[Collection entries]
▼
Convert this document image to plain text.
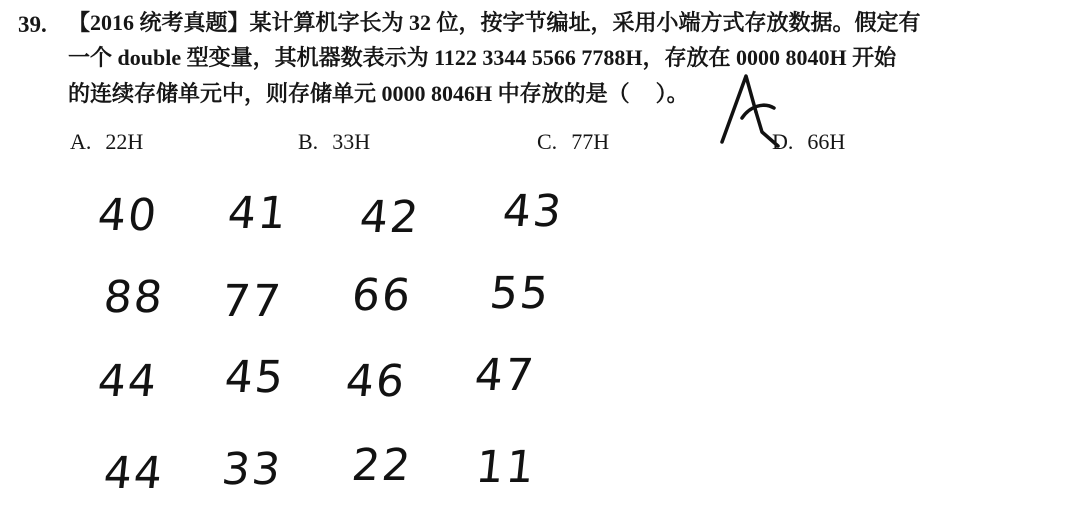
39. 【2016 统考真题】某计算机字长为 32 位，按字节编址，采用小端方式存放数据。假定有
一个 double 型变量，其机器数表示为 1122 3344 5566 7788H，存放在 0000 8040H 开始
的连续存储单元中，则存储单元 0000 8046H 中存放的是（ ）。
A
A. 22H	B. 33H	C. 77H	D. 66H
40 41 42 43
88 77 66 55
44 45 46 47
44 33 22 11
▲
**What the exercise asks:**
Pictures in the records must not appear in the copy; transcribe everything else precisely.

**Reply:**
Convert this document image to plain text.
39. 【2016 统考真题】某计算机字长为 32 位，按字节编址，采用小端方式存放数据。假定有
一个 double 型变量，其机器数表示为 1122 3344 5566 7788H，存放在 0000 8040H 开始
的连续存储单元中，则存储单元 0000 8046H 中存放的是（ ）。
A
A. 22H	B. 33H	C. 77H	D. 66H
40 41 42 43
88 77 66 55
44 45 46 47
44 33 22 11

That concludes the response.